Find and copy each line of the records where the string "HaiseT" shows up.
──────── Material for this exercise
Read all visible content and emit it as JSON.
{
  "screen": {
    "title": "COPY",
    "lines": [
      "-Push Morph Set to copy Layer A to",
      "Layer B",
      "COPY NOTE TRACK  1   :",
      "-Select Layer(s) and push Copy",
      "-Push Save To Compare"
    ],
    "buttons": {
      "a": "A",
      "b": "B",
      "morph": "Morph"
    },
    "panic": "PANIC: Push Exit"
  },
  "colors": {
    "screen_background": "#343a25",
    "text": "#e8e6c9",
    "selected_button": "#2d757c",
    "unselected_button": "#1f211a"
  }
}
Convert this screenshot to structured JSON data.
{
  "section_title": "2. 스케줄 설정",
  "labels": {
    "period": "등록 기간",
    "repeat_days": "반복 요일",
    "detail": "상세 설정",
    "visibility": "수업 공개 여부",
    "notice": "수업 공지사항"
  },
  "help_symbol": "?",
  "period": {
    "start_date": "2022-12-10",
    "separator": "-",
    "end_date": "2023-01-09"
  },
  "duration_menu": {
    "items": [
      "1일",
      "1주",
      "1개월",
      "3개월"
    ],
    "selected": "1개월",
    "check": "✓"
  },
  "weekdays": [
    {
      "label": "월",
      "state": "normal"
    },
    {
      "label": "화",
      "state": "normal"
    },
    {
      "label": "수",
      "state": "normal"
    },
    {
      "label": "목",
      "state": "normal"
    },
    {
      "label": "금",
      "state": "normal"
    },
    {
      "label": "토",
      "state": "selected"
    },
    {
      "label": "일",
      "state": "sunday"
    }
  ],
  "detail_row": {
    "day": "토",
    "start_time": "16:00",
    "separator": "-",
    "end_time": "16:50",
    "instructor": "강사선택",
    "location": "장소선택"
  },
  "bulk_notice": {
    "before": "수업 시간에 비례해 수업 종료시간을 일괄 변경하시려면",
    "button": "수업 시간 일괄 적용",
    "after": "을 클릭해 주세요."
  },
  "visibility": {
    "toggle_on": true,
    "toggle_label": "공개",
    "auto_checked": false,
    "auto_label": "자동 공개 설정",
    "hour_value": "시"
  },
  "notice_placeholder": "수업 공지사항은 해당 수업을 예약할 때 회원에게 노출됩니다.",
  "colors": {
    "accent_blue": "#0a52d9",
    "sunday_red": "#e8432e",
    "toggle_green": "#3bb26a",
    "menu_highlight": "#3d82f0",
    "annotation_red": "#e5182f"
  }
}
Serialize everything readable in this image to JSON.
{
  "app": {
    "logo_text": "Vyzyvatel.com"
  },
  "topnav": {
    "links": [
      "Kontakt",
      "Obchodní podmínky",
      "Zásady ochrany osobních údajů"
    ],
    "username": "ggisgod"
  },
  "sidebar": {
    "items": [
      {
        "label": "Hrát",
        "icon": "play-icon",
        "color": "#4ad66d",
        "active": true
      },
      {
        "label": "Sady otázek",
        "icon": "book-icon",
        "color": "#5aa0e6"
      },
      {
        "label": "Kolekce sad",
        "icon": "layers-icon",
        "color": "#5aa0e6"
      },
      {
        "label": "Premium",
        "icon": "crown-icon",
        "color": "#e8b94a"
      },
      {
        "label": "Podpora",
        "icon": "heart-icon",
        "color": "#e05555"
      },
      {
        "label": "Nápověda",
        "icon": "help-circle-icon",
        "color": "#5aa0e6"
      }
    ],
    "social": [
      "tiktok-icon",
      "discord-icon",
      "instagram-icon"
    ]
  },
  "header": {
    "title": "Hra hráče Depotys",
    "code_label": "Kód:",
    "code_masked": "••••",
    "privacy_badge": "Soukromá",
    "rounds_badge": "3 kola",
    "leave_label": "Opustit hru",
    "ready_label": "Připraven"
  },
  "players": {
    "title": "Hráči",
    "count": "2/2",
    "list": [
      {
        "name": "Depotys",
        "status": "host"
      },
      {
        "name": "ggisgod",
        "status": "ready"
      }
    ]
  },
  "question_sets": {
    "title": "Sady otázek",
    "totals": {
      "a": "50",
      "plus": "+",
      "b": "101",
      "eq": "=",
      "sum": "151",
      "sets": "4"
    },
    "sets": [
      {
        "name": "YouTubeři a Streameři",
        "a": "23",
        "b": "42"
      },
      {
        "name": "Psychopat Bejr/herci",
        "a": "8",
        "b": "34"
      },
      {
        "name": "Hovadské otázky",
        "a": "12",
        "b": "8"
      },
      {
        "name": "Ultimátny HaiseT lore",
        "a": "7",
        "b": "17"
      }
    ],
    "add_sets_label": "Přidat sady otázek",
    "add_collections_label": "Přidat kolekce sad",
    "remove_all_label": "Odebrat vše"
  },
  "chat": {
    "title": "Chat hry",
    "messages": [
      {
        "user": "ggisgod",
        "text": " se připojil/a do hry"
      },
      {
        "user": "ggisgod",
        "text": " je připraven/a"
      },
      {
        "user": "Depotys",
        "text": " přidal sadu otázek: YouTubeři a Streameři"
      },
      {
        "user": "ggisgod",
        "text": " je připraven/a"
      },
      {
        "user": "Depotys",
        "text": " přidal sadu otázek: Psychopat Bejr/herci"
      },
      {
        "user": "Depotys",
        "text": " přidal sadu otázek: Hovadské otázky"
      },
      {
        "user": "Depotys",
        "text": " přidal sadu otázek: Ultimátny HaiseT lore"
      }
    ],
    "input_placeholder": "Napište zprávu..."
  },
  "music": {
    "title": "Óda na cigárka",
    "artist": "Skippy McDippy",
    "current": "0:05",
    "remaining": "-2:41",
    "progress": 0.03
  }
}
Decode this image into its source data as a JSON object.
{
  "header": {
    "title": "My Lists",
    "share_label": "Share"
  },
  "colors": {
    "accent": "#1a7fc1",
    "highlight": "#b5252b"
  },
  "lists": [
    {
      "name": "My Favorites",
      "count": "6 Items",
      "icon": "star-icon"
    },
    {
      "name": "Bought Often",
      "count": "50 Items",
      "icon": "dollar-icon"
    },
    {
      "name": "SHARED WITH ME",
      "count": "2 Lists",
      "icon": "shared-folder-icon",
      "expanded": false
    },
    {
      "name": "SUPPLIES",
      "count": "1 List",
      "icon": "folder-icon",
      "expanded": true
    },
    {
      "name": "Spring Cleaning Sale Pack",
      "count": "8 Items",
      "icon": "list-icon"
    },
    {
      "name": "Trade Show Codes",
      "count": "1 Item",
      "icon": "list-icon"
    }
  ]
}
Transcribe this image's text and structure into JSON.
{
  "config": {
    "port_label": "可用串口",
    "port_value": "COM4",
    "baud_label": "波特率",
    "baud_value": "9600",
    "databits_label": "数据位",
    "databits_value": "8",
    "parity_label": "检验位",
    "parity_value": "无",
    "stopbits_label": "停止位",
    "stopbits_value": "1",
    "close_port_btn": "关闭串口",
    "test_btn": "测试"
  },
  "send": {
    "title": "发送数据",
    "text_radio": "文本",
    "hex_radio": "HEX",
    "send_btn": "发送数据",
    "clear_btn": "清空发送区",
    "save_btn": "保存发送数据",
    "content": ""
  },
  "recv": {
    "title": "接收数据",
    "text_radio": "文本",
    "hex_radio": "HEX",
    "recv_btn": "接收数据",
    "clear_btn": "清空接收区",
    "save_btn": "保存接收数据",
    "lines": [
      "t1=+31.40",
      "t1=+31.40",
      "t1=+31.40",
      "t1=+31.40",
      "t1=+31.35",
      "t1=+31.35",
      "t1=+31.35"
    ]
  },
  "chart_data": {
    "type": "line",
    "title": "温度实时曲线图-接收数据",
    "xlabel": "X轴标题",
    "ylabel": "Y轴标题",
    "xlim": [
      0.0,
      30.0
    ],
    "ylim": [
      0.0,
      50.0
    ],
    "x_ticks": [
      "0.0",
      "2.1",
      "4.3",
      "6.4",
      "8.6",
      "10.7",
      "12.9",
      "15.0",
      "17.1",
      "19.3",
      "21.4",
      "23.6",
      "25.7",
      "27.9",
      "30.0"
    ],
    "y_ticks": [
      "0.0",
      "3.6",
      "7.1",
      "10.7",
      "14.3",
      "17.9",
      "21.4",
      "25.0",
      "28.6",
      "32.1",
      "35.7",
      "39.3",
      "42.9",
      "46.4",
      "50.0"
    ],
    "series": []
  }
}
────────────────
Written response
        "name": "Ultimátny HaiseT lore",
        "text": " přidal sadu otázek: Ultimátny HaiseT lore"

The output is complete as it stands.